What needs to be done
From the entries below, extract every line that includes the word "ryttmästarne".

Dataset items:
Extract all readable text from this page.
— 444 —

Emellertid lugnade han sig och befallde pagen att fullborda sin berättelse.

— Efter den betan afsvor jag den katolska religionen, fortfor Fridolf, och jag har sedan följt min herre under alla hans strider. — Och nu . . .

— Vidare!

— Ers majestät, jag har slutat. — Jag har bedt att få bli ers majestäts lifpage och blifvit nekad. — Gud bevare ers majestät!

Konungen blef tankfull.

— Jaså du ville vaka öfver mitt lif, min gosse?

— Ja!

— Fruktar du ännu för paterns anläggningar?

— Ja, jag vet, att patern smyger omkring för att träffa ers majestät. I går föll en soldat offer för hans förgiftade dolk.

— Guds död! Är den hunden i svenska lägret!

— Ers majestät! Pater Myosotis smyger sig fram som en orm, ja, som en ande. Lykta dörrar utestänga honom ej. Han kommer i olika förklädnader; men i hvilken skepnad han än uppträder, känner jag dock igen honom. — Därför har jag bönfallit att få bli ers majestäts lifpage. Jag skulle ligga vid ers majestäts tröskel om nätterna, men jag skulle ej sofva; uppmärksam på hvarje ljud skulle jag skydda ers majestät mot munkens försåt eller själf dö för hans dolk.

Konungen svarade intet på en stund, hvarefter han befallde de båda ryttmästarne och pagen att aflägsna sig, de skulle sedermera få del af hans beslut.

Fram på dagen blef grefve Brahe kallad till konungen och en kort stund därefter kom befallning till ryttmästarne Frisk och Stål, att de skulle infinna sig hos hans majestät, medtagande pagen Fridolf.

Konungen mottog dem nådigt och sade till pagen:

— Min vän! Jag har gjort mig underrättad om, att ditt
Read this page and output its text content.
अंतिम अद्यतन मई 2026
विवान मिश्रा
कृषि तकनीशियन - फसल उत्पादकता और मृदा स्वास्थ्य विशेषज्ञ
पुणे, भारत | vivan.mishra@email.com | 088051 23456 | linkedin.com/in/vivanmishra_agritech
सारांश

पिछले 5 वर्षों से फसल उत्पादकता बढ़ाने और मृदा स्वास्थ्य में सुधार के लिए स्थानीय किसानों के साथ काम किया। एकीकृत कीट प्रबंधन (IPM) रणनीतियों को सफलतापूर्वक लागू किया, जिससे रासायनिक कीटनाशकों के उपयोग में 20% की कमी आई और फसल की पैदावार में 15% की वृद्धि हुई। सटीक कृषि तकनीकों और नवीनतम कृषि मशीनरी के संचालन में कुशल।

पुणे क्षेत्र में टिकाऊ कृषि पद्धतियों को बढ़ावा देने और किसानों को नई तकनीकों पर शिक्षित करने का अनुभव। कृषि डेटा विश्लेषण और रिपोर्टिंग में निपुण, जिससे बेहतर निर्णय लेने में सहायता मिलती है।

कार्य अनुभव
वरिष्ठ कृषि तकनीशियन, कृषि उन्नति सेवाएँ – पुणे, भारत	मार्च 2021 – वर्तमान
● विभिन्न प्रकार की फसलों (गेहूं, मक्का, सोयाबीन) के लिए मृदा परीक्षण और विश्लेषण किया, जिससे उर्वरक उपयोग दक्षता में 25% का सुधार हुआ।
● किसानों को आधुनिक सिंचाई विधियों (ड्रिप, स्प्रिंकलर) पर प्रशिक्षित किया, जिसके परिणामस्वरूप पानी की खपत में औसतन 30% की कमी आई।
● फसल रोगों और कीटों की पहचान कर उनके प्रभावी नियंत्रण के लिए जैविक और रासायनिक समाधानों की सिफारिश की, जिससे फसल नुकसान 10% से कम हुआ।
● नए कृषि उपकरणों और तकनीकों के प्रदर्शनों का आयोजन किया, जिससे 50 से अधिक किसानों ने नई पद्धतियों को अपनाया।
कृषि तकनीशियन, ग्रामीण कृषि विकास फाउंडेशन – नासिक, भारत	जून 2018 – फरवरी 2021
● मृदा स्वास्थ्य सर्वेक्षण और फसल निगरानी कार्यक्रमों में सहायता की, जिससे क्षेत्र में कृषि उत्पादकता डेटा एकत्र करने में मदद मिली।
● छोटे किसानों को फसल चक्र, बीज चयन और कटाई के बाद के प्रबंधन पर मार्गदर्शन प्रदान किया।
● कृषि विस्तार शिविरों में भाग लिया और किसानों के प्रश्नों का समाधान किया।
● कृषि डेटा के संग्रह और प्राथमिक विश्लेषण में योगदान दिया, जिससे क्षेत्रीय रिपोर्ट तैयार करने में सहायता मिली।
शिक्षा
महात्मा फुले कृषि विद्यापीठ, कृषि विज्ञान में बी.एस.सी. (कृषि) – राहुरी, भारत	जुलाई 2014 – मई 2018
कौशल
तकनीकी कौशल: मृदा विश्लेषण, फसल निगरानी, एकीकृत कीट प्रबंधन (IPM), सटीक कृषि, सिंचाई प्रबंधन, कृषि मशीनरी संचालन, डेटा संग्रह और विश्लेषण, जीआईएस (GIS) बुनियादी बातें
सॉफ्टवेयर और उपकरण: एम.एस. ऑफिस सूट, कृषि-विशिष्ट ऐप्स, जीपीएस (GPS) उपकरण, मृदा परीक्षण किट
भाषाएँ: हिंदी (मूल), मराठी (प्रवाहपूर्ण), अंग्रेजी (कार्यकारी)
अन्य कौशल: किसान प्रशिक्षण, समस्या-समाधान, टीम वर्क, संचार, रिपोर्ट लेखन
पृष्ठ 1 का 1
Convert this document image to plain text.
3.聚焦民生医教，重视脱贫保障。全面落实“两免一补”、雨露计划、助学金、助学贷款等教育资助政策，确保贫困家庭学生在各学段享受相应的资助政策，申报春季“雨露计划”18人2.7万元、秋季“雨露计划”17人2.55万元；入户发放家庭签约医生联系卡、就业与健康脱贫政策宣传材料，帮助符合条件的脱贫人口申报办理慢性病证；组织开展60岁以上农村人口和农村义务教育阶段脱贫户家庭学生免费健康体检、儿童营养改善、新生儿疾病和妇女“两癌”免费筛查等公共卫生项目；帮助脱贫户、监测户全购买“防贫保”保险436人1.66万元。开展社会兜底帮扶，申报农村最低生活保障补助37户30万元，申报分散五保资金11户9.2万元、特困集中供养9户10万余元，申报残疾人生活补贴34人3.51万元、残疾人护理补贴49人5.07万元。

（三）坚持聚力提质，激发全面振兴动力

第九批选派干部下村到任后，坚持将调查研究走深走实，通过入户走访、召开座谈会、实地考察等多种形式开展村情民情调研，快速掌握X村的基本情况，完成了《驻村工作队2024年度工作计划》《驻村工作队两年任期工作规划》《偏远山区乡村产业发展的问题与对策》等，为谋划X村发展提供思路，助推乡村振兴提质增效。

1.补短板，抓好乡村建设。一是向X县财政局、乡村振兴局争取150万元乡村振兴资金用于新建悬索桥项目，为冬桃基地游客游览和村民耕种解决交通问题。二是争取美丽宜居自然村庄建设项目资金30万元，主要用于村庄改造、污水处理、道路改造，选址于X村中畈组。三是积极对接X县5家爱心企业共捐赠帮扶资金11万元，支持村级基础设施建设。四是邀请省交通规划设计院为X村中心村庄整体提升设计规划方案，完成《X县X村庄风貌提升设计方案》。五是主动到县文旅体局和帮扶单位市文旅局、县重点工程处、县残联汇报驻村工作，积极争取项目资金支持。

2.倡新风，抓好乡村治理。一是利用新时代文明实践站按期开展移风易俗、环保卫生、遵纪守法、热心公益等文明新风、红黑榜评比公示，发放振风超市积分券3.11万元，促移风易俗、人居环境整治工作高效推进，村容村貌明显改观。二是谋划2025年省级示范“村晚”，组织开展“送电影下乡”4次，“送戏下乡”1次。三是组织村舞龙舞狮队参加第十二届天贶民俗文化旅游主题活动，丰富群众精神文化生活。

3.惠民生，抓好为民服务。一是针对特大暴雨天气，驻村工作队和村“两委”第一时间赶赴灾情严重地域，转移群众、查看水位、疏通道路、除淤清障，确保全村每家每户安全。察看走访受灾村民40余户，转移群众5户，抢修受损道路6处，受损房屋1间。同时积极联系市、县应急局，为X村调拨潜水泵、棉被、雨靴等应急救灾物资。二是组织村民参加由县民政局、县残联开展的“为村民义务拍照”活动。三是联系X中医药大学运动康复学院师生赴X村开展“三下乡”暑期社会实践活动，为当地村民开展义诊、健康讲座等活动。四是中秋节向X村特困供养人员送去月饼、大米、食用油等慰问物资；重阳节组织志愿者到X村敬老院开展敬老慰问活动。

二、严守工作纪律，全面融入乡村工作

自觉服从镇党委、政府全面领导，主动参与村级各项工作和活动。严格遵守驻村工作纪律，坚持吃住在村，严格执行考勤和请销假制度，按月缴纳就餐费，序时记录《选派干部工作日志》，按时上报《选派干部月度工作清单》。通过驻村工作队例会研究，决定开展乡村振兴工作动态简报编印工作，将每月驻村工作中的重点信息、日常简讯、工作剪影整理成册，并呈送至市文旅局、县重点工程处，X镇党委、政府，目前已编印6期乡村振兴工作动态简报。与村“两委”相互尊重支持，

In response
Konungen svarade intet på en stund, hvarefter han befallde de båda ryttmästarne och pagen att aflägsna sig, de skulle sedermera få del af hans beslut.
Fram på dagen blef grefve Brahe kallad till konungen och en kort stund därefter kom befallning till ryttmästarne Frisk och Stål, att de skulle infinna sig hos hans majestät, medtagande pagen Fridolf.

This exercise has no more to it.